** AIM OF THE EXERCISE **
Pull every line holding the string "text" from the records below.

(Stored records)
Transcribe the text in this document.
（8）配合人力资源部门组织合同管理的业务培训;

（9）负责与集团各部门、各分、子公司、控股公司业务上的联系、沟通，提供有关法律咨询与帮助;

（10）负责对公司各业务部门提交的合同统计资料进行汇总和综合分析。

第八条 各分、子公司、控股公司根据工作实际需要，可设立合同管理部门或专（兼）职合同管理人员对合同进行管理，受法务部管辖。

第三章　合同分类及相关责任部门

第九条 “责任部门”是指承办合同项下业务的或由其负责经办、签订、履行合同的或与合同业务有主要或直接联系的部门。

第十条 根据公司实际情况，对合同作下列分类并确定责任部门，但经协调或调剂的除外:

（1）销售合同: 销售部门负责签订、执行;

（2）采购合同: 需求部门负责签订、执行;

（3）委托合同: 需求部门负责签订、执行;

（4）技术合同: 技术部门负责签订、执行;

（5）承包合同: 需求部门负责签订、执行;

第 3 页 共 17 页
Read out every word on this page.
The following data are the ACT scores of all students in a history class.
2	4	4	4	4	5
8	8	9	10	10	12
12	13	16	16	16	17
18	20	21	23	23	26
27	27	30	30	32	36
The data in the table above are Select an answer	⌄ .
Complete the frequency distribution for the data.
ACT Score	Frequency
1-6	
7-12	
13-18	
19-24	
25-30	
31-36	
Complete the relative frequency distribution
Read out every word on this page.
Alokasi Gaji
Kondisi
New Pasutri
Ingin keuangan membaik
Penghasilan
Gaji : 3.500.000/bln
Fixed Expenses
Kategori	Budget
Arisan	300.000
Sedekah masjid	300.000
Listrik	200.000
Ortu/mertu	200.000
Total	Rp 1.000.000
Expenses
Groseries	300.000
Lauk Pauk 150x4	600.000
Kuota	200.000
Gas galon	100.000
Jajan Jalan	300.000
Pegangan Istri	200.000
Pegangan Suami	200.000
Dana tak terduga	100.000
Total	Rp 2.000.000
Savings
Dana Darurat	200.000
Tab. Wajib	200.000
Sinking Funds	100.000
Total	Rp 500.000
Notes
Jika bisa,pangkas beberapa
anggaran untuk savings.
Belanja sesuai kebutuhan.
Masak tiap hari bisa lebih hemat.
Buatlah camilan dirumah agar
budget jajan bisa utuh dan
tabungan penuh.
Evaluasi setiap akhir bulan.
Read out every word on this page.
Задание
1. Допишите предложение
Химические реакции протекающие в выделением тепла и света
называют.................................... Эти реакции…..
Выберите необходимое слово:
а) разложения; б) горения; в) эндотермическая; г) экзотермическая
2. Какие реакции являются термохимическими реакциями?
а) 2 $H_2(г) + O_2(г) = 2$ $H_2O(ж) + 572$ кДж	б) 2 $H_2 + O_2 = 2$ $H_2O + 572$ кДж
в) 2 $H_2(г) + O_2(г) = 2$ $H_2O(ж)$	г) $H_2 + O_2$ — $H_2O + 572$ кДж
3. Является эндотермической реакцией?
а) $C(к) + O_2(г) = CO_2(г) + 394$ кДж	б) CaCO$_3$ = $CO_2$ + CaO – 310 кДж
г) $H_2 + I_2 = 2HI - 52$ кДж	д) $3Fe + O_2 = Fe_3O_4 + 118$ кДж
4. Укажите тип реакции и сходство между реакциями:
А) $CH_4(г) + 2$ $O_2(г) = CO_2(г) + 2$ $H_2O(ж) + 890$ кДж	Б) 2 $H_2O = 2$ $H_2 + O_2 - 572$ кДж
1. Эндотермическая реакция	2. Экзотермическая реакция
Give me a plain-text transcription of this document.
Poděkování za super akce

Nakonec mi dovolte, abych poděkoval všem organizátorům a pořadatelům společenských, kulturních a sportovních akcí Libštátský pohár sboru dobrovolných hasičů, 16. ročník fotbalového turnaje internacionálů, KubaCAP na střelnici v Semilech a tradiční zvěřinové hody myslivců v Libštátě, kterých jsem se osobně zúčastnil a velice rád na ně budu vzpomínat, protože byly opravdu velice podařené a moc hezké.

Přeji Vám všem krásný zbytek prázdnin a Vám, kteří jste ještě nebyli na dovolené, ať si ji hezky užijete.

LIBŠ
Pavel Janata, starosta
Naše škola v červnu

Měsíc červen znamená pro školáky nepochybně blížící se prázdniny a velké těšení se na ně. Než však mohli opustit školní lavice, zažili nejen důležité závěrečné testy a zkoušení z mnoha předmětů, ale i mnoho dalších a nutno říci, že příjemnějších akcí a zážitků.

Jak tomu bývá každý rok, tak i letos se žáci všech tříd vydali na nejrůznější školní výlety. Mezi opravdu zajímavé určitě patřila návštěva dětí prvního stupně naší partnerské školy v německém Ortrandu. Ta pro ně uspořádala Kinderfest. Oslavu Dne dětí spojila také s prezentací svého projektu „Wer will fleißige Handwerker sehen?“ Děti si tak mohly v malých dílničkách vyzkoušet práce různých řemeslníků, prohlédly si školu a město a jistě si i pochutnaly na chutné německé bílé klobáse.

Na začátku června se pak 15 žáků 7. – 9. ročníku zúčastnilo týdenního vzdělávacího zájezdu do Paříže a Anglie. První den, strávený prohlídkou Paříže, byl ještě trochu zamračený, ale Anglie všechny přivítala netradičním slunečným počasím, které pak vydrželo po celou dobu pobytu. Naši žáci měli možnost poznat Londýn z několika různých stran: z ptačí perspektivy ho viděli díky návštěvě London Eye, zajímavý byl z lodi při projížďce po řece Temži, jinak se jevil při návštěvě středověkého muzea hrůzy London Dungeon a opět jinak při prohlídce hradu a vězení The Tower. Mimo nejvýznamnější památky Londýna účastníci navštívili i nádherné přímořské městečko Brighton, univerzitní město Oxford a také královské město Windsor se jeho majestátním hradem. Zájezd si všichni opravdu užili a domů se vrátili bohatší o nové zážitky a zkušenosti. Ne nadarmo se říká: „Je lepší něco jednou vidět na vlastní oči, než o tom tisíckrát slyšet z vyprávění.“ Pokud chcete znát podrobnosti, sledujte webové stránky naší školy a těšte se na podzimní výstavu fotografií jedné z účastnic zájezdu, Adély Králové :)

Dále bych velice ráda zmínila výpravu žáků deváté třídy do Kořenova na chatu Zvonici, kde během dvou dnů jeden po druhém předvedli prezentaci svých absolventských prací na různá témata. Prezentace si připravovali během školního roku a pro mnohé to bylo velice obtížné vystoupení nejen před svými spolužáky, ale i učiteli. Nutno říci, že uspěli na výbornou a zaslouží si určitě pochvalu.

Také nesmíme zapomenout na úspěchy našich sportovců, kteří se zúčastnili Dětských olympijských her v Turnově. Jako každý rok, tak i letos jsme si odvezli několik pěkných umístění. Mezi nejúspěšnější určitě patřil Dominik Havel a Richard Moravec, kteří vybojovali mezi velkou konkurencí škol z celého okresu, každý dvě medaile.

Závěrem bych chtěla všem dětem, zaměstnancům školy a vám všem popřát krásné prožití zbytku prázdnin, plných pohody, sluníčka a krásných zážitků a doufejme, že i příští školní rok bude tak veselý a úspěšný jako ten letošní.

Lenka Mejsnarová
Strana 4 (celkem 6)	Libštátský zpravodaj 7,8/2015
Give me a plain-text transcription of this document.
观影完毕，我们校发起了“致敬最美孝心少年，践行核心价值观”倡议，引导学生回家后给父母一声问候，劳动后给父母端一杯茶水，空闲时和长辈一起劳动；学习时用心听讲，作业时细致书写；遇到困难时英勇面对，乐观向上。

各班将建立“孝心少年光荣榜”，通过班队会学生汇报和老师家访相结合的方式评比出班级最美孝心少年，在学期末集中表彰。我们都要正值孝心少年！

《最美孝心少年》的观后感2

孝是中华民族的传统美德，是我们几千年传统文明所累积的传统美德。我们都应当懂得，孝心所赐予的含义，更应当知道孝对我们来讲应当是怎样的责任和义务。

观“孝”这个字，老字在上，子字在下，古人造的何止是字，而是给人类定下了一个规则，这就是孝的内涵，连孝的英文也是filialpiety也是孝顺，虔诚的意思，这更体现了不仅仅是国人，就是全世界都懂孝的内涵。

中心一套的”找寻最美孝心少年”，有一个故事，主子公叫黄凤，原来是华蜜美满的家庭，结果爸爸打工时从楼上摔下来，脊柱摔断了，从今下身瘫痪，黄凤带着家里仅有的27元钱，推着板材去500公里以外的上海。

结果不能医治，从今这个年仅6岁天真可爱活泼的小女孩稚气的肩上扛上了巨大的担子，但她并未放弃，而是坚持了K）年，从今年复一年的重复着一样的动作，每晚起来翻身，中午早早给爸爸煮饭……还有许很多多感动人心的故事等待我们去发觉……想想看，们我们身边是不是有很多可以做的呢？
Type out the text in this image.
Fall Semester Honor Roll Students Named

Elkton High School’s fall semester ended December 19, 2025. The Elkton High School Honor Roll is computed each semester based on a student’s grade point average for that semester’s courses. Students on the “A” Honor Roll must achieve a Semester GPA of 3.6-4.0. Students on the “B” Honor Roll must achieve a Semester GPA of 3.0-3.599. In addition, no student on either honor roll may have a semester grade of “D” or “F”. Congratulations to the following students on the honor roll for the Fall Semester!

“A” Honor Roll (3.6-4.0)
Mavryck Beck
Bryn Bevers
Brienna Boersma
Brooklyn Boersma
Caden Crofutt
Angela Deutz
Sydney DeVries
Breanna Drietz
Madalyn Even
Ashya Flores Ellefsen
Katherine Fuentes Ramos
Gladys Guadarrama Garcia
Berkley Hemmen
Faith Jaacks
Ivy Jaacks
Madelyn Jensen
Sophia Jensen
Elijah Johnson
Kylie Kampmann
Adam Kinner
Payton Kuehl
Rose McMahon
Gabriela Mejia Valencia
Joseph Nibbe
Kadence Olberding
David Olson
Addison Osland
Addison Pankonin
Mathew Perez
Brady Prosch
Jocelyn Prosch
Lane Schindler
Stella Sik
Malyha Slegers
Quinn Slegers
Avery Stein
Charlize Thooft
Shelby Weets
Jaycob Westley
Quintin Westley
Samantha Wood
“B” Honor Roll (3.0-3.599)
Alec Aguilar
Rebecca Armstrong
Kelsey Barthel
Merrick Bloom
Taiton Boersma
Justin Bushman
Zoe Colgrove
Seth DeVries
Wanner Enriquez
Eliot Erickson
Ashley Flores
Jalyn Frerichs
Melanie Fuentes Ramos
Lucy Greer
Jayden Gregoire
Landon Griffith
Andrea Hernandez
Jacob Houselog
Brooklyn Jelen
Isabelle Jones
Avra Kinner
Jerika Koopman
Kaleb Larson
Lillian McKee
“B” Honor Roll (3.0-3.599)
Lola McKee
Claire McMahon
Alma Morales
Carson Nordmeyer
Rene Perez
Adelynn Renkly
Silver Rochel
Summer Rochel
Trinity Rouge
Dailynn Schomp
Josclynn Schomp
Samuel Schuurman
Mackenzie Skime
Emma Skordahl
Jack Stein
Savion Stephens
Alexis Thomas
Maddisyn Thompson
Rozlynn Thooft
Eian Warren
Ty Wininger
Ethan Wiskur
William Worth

** RESPONSE **
Transcribe the text in this document.
Give me a plain-text transcription of this document.
Give me a plain-text transcription of this document.
Type out the text in this image.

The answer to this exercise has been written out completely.